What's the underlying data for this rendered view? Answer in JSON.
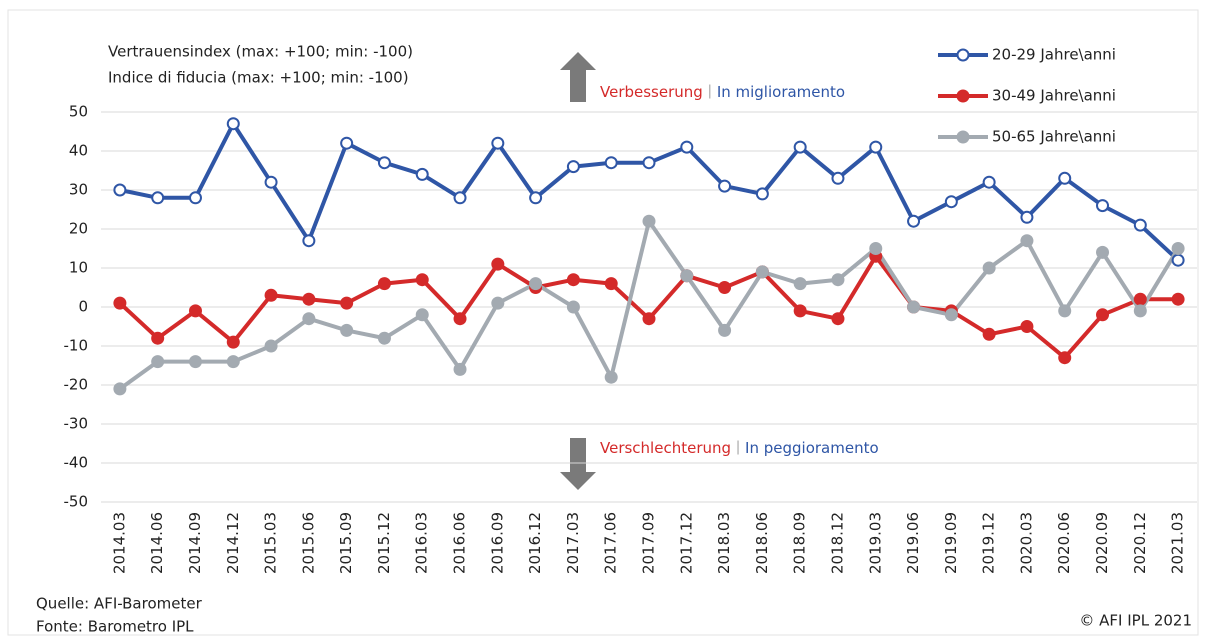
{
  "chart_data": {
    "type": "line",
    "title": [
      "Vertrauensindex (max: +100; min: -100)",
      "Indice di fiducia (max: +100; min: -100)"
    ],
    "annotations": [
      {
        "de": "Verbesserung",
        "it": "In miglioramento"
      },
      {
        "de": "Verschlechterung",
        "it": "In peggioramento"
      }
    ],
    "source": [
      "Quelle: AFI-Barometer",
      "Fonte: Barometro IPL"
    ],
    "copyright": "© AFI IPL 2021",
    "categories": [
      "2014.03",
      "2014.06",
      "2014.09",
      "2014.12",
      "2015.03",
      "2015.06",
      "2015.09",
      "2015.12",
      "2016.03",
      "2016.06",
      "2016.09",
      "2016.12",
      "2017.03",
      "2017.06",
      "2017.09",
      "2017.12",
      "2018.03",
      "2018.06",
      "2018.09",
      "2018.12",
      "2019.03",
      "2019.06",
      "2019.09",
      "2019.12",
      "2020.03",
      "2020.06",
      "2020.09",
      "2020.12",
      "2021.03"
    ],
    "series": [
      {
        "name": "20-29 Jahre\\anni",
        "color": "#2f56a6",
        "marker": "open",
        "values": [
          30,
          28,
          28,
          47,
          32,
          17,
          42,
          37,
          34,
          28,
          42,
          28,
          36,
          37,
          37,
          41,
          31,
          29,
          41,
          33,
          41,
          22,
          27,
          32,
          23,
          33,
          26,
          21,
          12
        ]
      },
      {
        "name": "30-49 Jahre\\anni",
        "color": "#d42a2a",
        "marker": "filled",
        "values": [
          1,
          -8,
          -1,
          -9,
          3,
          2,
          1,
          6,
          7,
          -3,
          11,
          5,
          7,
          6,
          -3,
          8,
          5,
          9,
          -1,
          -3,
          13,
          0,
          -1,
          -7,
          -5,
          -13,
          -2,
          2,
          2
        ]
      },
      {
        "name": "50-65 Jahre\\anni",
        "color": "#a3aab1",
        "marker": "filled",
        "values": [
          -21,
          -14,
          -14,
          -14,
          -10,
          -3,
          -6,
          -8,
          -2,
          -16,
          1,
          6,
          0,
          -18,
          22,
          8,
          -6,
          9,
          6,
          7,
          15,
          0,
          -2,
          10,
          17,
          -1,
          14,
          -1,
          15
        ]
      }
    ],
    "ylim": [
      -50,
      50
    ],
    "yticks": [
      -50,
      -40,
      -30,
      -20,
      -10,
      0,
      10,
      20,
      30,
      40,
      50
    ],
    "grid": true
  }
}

_Goal_. Find how many lines of the material carry the string "name". Only the number should be in the answer.

_Written answer_. 3